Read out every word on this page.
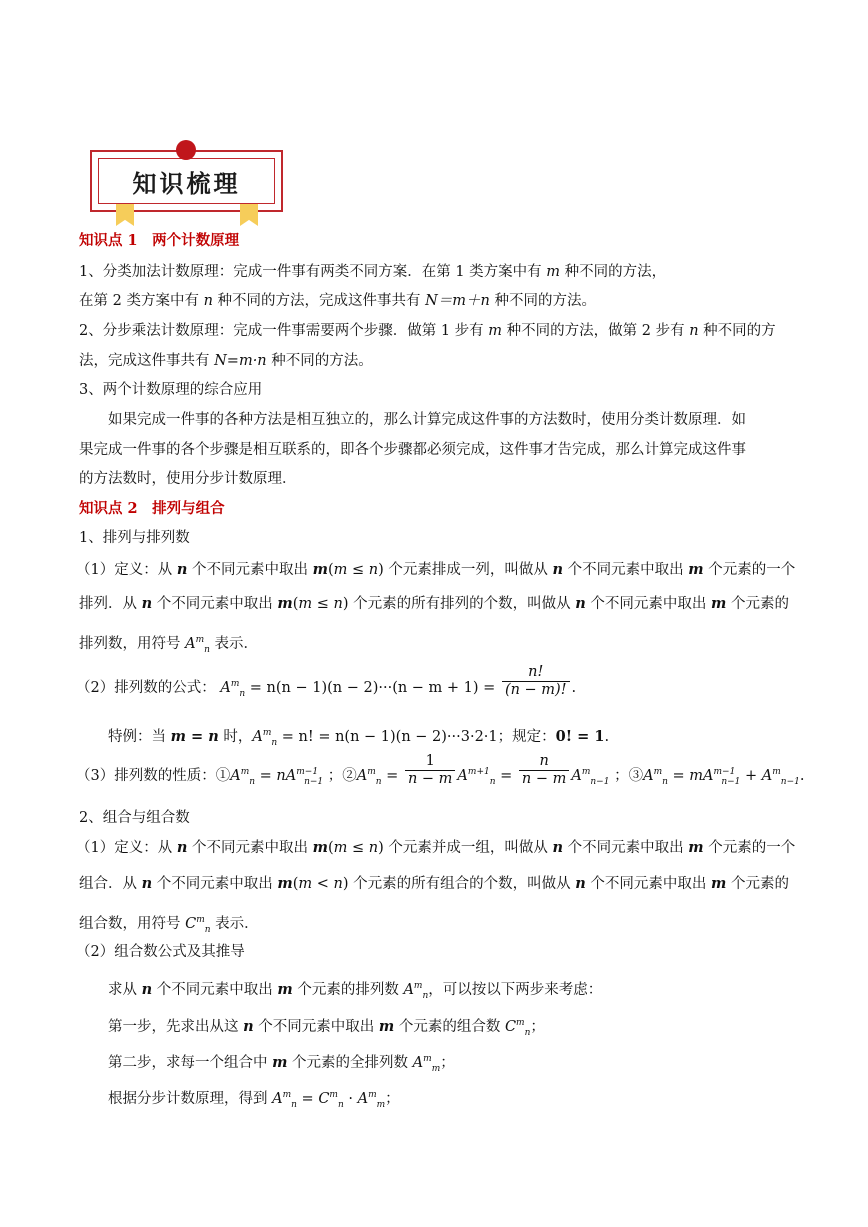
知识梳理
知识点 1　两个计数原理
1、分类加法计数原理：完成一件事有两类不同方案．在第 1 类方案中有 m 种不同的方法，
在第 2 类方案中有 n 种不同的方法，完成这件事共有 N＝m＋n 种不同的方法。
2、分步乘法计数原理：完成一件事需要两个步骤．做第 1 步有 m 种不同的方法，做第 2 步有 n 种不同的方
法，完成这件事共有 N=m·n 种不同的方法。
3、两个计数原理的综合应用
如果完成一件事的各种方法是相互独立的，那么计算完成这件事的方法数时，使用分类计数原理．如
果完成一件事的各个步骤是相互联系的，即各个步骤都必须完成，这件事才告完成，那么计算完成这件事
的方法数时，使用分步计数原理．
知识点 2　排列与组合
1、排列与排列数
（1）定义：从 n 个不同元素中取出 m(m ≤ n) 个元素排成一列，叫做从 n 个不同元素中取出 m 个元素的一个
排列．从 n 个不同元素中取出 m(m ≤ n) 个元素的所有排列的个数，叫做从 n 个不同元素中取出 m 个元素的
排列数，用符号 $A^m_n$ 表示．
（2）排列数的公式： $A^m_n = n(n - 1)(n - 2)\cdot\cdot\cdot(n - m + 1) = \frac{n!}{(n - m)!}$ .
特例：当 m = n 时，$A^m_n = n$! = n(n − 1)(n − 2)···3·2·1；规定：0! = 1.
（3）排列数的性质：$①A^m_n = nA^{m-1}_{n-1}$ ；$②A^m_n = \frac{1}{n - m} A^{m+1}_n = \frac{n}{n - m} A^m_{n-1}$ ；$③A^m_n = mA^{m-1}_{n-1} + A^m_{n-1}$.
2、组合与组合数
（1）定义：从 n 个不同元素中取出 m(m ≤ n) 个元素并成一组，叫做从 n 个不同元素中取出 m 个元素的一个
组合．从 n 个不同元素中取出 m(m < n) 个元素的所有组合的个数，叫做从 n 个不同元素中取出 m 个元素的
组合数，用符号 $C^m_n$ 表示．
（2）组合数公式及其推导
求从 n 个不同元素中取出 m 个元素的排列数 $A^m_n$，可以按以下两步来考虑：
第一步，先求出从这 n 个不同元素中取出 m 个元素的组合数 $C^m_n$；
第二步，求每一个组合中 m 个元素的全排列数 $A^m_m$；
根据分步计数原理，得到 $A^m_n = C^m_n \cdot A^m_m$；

■ ■ ■ ■ ■

TASK PROMPT :: Tell how many lines hold the string "类方案中有", giving the number and nothing else.

WRITTEN SOLUTION :: 2